● **REQUIRED TASK**
Every entry below should be transcribed exactly; pictures stay out of the copy.

══ RECORDS FOR THE EXERCISE ══

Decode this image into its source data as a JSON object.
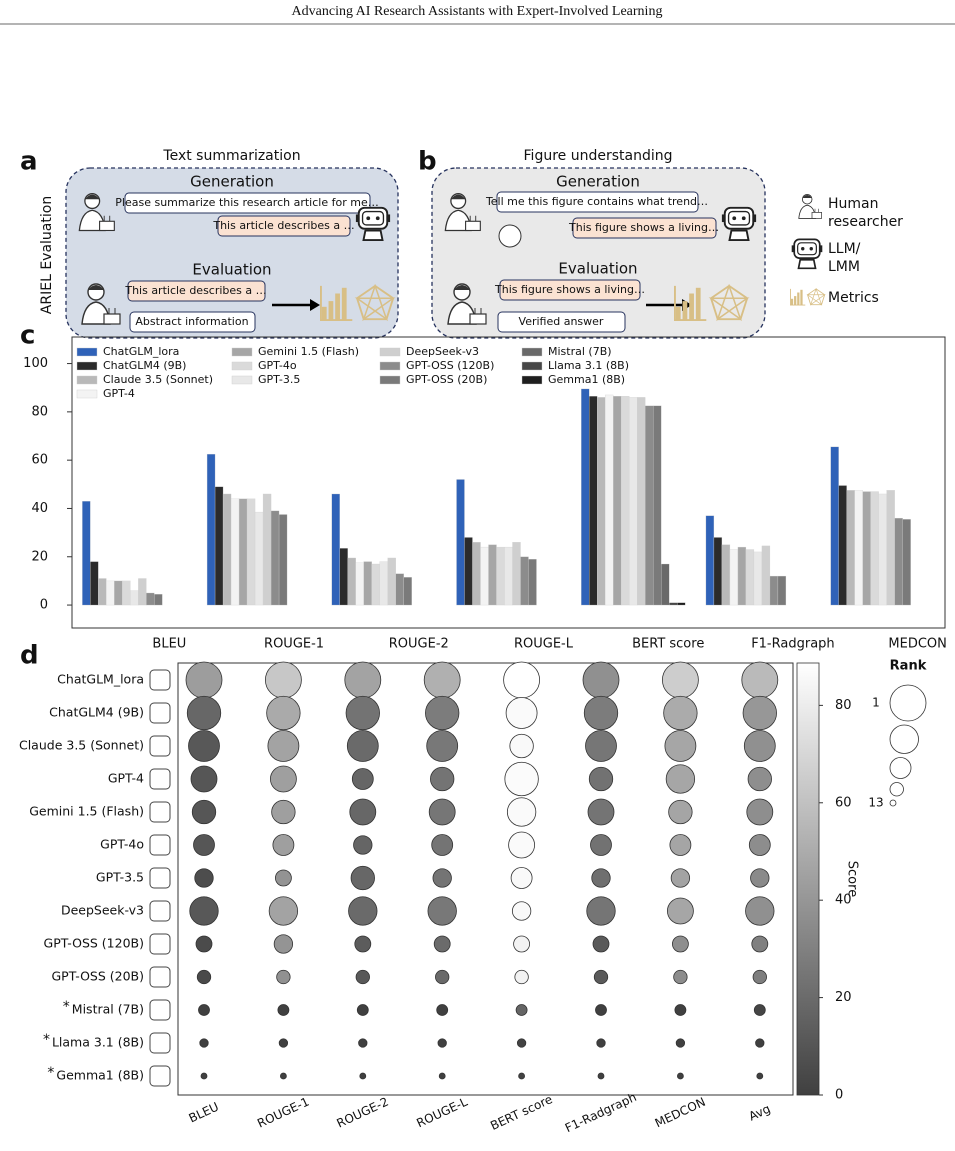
{
  "header": {
    "title": "Advancing AI Research Assistants with Expert-Involved Learning"
  },
  "panels": {
    "side_label": "ARIEL Evaluation",
    "a": {
      "label": "a",
      "title": "Text summarization",
      "generation": "Generation",
      "prompt": "Please summarize this research article for me…",
      "reply": "This article describes a …",
      "evaluation": "Evaluation",
      "answer": "This article describes a …",
      "reference": "Abstract information"
    },
    "b": {
      "label": "b",
      "title": "Figure understanding",
      "generation": "Generation",
      "prompt": "Tell me this figure contains what trend…",
      "reply": "This figure shows a living…",
      "evaluation": "Evaluation",
      "answer": "This figure shows a living…",
      "reference": "Verified answer"
    },
    "legend": [
      {
        "lines": [
          "Human",
          "researcher"
        ]
      },
      {
        "lines": [
          "LLM/",
          "LMM"
        ]
      },
      {
        "lines": [
          "Metrics"
        ]
      }
    ]
  },
  "chart_data": [
    {
      "label": "c",
      "type": "bar",
      "categories": [
        "BLEU",
        "ROUGE-1",
        "ROUGE-2",
        "ROUGE-L",
        "BERT score",
        "F1-Radgraph",
        "MEDCON"
      ],
      "ylim": [
        -9.5,
        111
      ],
      "yticks": [
        0,
        20,
        40,
        60,
        80,
        100
      ],
      "series": [
        {
          "name": "ChatGLM_lora",
          "color": "#2f62b8",
          "values": [
            43,
            62.5,
            46,
            52,
            89.5,
            37,
            65.5
          ]
        },
        {
          "name": "ChatGLM4 (9B)",
          "color": "#2b2b2b",
          "values": [
            18,
            49,
            23.5,
            28,
            86.5,
            28,
            49.5
          ]
        },
        {
          "name": "Claude 3.5 (Sonnet)",
          "color": "#b9b9b9",
          "values": [
            11,
            46,
            19.5,
            26,
            86,
            25,
            47.5
          ]
        },
        {
          "name": "GPT-4",
          "color": "#f3f3f3",
          "values": [
            10,
            44,
            17.5,
            24,
            87,
            23,
            47.5
          ]
        },
        {
          "name": "Gemini 1.5 (Flash)",
          "color": "#a6a6a6",
          "values": [
            10,
            44,
            18,
            25,
            86.5,
            24,
            47
          ]
        },
        {
          "name": "GPT-4o",
          "color": "#dadada",
          "values": [
            10,
            44,
            17,
            24,
            86.5,
            23,
            47
          ]
        },
        {
          "name": "GPT-3.5",
          "color": "#e8e8e8",
          "values": [
            6,
            38.5,
            18,
            24,
            86,
            22,
            46
          ]
        },
        {
          "name": "DeepSeek-v3",
          "color": "#cfcfcf",
          "values": [
            11,
            46,
            19.5,
            26,
            86,
            24.5,
            47.5
          ]
        },
        {
          "name": "GPT-OSS (120B)",
          "color": "#8c8c8c",
          "values": [
            5,
            39,
            13,
            20,
            82.5,
            12,
            36
          ]
        },
        {
          "name": "GPT-OSS (20B)",
          "color": "#7a7a7a",
          "values": [
            4.5,
            37.5,
            11.5,
            19,
            82.5,
            12,
            35.5
          ]
        },
        {
          "name": "Mistral (7B)",
          "color": "#696969",
          "values": [
            0,
            0,
            0,
            0,
            17,
            0,
            0
          ]
        },
        {
          "name": "Llama 3.1 (8B)",
          "color": "#474747",
          "values": [
            0,
            0,
            0,
            0,
            1,
            0,
            0
          ]
        },
        {
          "name": "Gemma1 (8B)",
          "color": "#1e1e1e",
          "values": [
            0,
            0,
            0,
            0,
            1,
            0,
            0
          ]
        }
      ]
    },
    {
      "label": "d",
      "type": "bubble",
      "categories": [
        "BLEU",
        "ROUGE-1",
        "ROUGE-2",
        "ROUGE-L",
        "BERT score",
        "F1-Radgraph",
        "MEDCON",
        "Avg"
      ],
      "series": [
        {
          "name": "ChatGLM_lora",
          "values": [
            43,
            62.5,
            46,
            52,
            89.5,
            37,
            65.5,
            56.5
          ],
          "ranks": [
            1,
            1,
            1,
            1,
            1,
            1,
            1,
            1
          ]
        },
        {
          "name": "ChatGLM4 (9B)",
          "values": [
            18,
            49,
            23.5,
            28,
            86.5,
            28,
            49.5,
            40.4
          ],
          "ranks": [
            2,
            2,
            2,
            2,
            3,
            2,
            2,
            2
          ]
        },
        {
          "name": "Claude 3.5 (Sonnet)",
          "values": [
            11,
            46,
            19.5,
            26,
            86,
            25,
            47.5,
            37.3
          ],
          "ranks": [
            3,
            3,
            3,
            3,
            6,
            3,
            3,
            3
          ]
        },
        {
          "name": "GPT-4",
          "values": [
            10,
            44,
            17.5,
            24,
            87,
            23,
            47.5,
            36.1
          ],
          "ranks": [
            5,
            5,
            7,
            6,
            2,
            6,
            4,
            6
          ]
        },
        {
          "name": "Gemini 1.5 (Flash)",
          "values": [
            10,
            44,
            18,
            25,
            86.5,
            24,
            47,
            36.4
          ],
          "ranks": [
            6,
            6,
            5,
            5,
            4,
            5,
            6,
            5
          ]
        },
        {
          "name": "GPT-4o",
          "values": [
            10,
            44,
            17,
            24,
            86.5,
            23,
            47,
            35.9
          ],
          "ranks": [
            7,
            7,
            8,
            7,
            5,
            7,
            7,
            7
          ]
        },
        {
          "name": "GPT-3.5",
          "values": [
            6,
            38.5,
            18,
            24,
            86,
            22,
            46,
            34.4
          ],
          "ranks": [
            8,
            9,
            6,
            8,
            7,
            8,
            8,
            8
          ]
        },
        {
          "name": "DeepSeek-v3",
          "values": [
            11,
            46,
            19.5,
            26,
            86,
            24.5,
            47.5,
            37.2
          ],
          "ranks": [
            4,
            4,
            4,
            4,
            8,
            4,
            5,
            4
          ]
        },
        {
          "name": "GPT-OSS (120B)",
          "values": [
            5,
            39,
            13,
            20,
            82.5,
            12,
            36,
            29.6
          ],
          "ranks": [
            9,
            8,
            9,
            9,
            9,
            9,
            9,
            9
          ]
        },
        {
          "name": "GPT-OSS (20B)",
          "values": [
            4.5,
            37.5,
            11.5,
            19,
            82.5,
            12,
            35.5,
            28.9
          ],
          "ranks": [
            10,
            10,
            10,
            10,
            10,
            10,
            10,
            10
          ]
        },
        {
          "name": "Mistral (7B)",
          "flag": "*",
          "values": [
            0,
            0,
            0,
            0,
            17,
            0,
            0,
            2.4
          ],
          "ranks": [
            11,
            11,
            11,
            11,
            11,
            11,
            11,
            11
          ]
        },
        {
          "name": "Llama 3.1 (8B)",
          "flag": "*",
          "values": [
            0,
            0,
            0,
            0,
            1,
            0,
            0,
            0.1
          ],
          "ranks": [
            12,
            12,
            12,
            12,
            12,
            12,
            12,
            12
          ]
        },
        {
          "name": "Gemma1 (8B)",
          "flag": "*",
          "values": [
            0,
            0,
            0,
            0,
            1,
            0,
            0,
            0.1
          ],
          "ranks": [
            13,
            13,
            13,
            13,
            13,
            13,
            13,
            13
          ]
        }
      ],
      "colorbar": {
        "label": "Score",
        "lim": [
          0,
          88.7
        ],
        "ticks": [
          0,
          20,
          40,
          60,
          80
        ]
      },
      "size_legend": {
        "title": "Rank",
        "ranks": [
          1,
          4,
          7,
          10,
          13
        ],
        "ticks": [
          1,
          13
        ]
      }
    }
  ]
}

═══

● **COMPLETE RESPONSE**
Decode this image into its source data as a JSON object.
{
  "header": {
    "title": "Advancing AI Research Assistants with Expert-Involved Learning"
  },
  "panels": {
    "side_label": "ARIEL Evaluation",
    "a": {
      "label": "a",
      "title": "Text summarization",
      "generation": "Generation",
      "prompt": "Please summarize this research article for me…",
      "reply": "This article describes a …",
      "evaluation": "Evaluation",
      "answer": "This article describes a …",
      "reference": "Abstract information"
    },
    "b": {
      "label": "b",
      "title": "Figure understanding",
      "generation": "Generation",
      "prompt": "Tell me this figure contains what trend…",
      "reply": "This figure shows a living…",
      "evaluation": "Evaluation",
      "answer": "This figure shows a living…",
      "reference": "Verified answer"
    },
    "legend": [
      {
        "lines": [
          "Human",
          "researcher"
        ]
      },
      {
        "lines": [
          "LLM/",
          "LMM"
        ]
      },
      {
        "lines": [
          "Metrics"
        ]
      }
    ]
  },
  "chart_data": [
    {
      "label": "c",
      "type": "bar",
      "categories": [
        "BLEU",
        "ROUGE-1",
        "ROUGE-2",
        "ROUGE-L",
        "BERT score",
        "F1-Radgraph",
        "MEDCON"
      ],
      "ylim": [
        -9.5,
        111
      ],
      "yticks": [
        0,
        20,
        40,
        60,
        80,
        100
      ],
      "series": [
        {
          "name": "ChatGLM_lora",
          "color": "#2f62b8",
          "values": [
            43,
            62.5,
            46,
            52,
            89.5,
            37,
            65.5
          ]
        },
        {
          "name": "ChatGLM4 (9B)",
          "color": "#2b2b2b",
          "values": [
            18,
            49,
            23.5,
            28,
            86.5,
            28,
            49.5
          ]
        },
        {
          "name": "Claude 3.5 (Sonnet)",
          "color": "#b9b9b9",
          "values": [
            11,
            46,
            19.5,
            26,
            86,
            25,
            47.5
          ]
        },
        {
          "name": "GPT-4",
          "color": "#f3f3f3",
          "values": [
            10,
            44,
            17.5,
            24,
            87,
            23,
            47.5
          ]
        },
        {
          "name": "Gemini 1.5 (Flash)",
          "color": "#a6a6a6",
          "values": [
            10,
            44,
            18,
            25,
            86.5,
            24,
            47
          ]
        },
        {
          "name": "GPT-4o",
          "color": "#dadada",
          "values": [
            10,
            44,
            17,
            24,
            86.5,
            23,
            47
          ]
        },
        {
          "name": "GPT-3.5",
          "color": "#e8e8e8",
          "values": [
            6,
            38.5,
            18,
            24,
            86,
            22,
            46
          ]
        },
        {
          "name": "DeepSeek-v3",
          "color": "#cfcfcf",
          "values": [
            11,
            46,
            19.5,
            26,
            86,
            24.5,
            47.5
          ]
        },
        {
          "name": "GPT-OSS (120B)",
          "color": "#8c8c8c",
          "values": [
            5,
            39,
            13,
            20,
            82.5,
            12,
            36
          ]
        },
        {
          "name": "GPT-OSS (20B)",
          "color": "#7a7a7a",
          "values": [
            4.5,
            37.5,
            11.5,
            19,
            82.5,
            12,
            35.5
          ]
        },
        {
          "name": "Mistral (7B)",
          "color": "#696969",
          "values": [
            0,
            0,
            0,
            0,
            17,
            0,
            0
          ]
        },
        {
          "name": "Llama 3.1 (8B)",
          "color": "#474747",
          "values": [
            0,
            0,
            0,
            0,
            1,
            0,
            0
          ]
        },
        {
          "name": "Gemma1 (8B)",
          "color": "#1e1e1e",
          "values": [
            0,
            0,
            0,
            0,
            1,
            0,
            0
          ]
        }
      ]
    },
    {
      "label": "d",
      "type": "bubble",
      "categories": [
        "BLEU",
        "ROUGE-1",
        "ROUGE-2",
        "ROUGE-L",
        "BERT score",
        "F1-Radgraph",
        "MEDCON",
        "Avg"
      ],
      "series": [
        {
          "name": "ChatGLM_lora",
          "values": [
            43,
            62.5,
            46,
            52,
            89.5,
            37,
            65.5,
            56.5
          ],
          "ranks": [
            1,
            1,
            1,
            1,
            1,
            1,
            1,
            1
          ]
        },
        {
          "name": "ChatGLM4 (9B)",
          "values": [
            18,
            49,
            23.5,
            28,
            86.5,
            28,
            49.5,
            40.4
          ],
          "ranks": [
            2,
            2,
            2,
            2,
            3,
            2,
            2,
            2
          ]
        },
        {
          "name": "Claude 3.5 (Sonnet)",
          "values": [
            11,
            46,
            19.5,
            26,
            86,
            25,
            47.5,
            37.3
          ],
          "ranks": [
            3,
            3,
            3,
            3,
            6,
            3,
            3,
            3
          ]
        },
        {
          "name": "GPT-4",
          "values": [
            10,
            44,
            17.5,
            24,
            87,
            23,
            47.5,
            36.1
          ],
          "ranks": [
            5,
            5,
            7,
            6,
            2,
            6,
            4,
            6
          ]
        },
        {
          "name": "Gemini 1.5 (Flash)",
          "values": [
            10,
            44,
            18,
            25,
            86.5,
            24,
            47,
            36.4
          ],
          "ranks": [
            6,
            6,
            5,
            5,
            4,
            5,
            6,
            5
          ]
        },
        {
          "name": "GPT-4o",
          "values": [
            10,
            44,
            17,
            24,
            86.5,
            23,
            47,
            35.9
          ],
          "ranks": [
            7,
            7,
            8,
            7,
            5,
            7,
            7,
            7
          ]
        },
        {
          "name": "GPT-3.5",
          "values": [
            6,
            38.5,
            18,
            24,
            86,
            22,
            46,
            34.4
          ],
          "ranks": [
            8,
            9,
            6,
            8,
            7,
            8,
            8,
            8
          ]
        },
        {
          "name": "DeepSeek-v3",
          "values": [
            11,
            46,
            19.5,
            26,
            86,
            24.5,
            47.5,
            37.2
          ],
          "ranks": [
            4,
            4,
            4,
            4,
            8,
            4,
            5,
            4
          ]
        },
        {
          "name": "GPT-OSS (120B)",
          "values": [
            5,
            39,
            13,
            20,
            82.5,
            12,
            36,
            29.6
          ],
          "ranks": [
            9,
            8,
            9,
            9,
            9,
            9,
            9,
            9
          ]
        },
        {
          "name": "GPT-OSS (20B)",
          "values": [
            4.5,
            37.5,
            11.5,
            19,
            82.5,
            12,
            35.5,
            28.9
          ],
          "ranks": [
            10,
            10,
            10,
            10,
            10,
            10,
            10,
            10
          ]
        },
        {
          "name": "Mistral (7B)",
          "flag": "*",
          "values": [
            0,
            0,
            0,
            0,
            17,
            0,
            0,
            2.4
          ],
          "ranks": [
            11,
            11,
            11,
            11,
            11,
            11,
            11,
            11
          ]
        },
        {
          "name": "Llama 3.1 (8B)",
          "flag": "*",
          "values": [
            0,
            0,
            0,
            0,
            1,
            0,
            0,
            0.1
          ],
          "ranks": [
            12,
            12,
            12,
            12,
            12,
            12,
            12,
            12
          ]
        },
        {
          "name": "Gemma1 (8B)",
          "flag": "*",
          "values": [
            0,
            0,
            0,
            0,
            1,
            0,
            0,
            0.1
          ],
          "ranks": [
            13,
            13,
            13,
            13,
            13,
            13,
            13,
            13
          ]
        }
      ],
      "colorbar": {
        "label": "Score",
        "lim": [
          0,
          88.7
        ],
        "ticks": [
          0,
          20,
          40,
          60,
          80
        ]
      },
      "size_legend": {
        "title": "Rank",
        "ranks": [
          1,
          4,
          7,
          10,
          13
        ],
        "ticks": [
          1,
          13
        ]
      }
    }
  ]
}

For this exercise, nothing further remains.